Task to complete: Take the line that contains "What text is on this page?" as the first and the last line of the material as the final one; set down exactly the lines in that span.

Material for this task:
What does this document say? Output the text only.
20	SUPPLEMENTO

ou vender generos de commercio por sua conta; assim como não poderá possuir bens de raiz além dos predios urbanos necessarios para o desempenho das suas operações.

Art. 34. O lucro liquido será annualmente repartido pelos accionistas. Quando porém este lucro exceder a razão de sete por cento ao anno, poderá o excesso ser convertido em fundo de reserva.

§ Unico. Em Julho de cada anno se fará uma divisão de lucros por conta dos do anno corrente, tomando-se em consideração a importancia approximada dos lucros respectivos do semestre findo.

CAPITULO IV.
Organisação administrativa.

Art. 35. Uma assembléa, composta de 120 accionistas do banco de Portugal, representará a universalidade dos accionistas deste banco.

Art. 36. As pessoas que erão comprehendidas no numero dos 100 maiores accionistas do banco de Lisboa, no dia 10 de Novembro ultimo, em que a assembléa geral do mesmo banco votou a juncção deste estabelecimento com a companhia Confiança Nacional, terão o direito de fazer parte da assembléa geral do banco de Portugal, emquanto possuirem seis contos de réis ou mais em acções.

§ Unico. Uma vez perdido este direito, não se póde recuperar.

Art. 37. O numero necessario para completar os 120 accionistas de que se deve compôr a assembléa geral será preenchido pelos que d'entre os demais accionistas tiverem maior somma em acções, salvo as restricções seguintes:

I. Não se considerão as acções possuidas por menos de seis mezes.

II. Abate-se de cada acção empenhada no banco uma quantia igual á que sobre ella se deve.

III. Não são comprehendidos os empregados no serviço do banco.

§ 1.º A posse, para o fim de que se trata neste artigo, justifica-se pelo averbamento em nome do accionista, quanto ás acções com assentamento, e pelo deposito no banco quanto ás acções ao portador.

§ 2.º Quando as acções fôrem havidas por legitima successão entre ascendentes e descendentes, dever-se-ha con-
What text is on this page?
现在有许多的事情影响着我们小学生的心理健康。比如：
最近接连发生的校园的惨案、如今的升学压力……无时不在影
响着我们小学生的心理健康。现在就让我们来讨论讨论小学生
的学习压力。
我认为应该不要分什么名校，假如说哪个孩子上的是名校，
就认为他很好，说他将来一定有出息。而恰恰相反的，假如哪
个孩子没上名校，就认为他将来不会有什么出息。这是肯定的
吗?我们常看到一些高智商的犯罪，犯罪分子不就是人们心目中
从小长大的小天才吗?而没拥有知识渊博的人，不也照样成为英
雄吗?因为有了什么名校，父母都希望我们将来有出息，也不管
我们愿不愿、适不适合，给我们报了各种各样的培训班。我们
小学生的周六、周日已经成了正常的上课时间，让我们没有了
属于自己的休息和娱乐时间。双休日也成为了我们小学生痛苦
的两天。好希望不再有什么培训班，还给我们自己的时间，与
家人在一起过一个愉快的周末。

Answer below:
What text is on this page?
现在有许多的事情影响着我们小学生的心理健康。比如：
最近接连发生的校园的惨案、如今的升学压力……无时不在影
响着我们小学生的心理健康。现在就让我们来讨论讨论小学生
的学习压力。
我认为应该不要分什么名校，假如说哪个孩子上的是名校，
就认为他很好，说他将来一定有出息。而恰恰相反的，假如哪
个孩子没上名校，就认为他将来不会有什么出息。这是肯定的
吗?我们常看到一些高智商的犯罪，犯罪分子不就是人们心目中
从小长大的小天才吗?而没拥有知识渊博的人，不也照样成为英
雄吗?因为有了什么名校，父母都希望我们将来有出息，也不管
我们愿不愿、适不适合，给我们报了各种各样的培训班。我们
小学生的周六、周日已经成了正常的上课时间，让我们没有了
属于自己的休息和娱乐时间。双休日也成为了我们小学生痛苦
的两天。好希望不再有什么培训班，还给我们自己的时间，与
家人在一起过一个愉快的周末。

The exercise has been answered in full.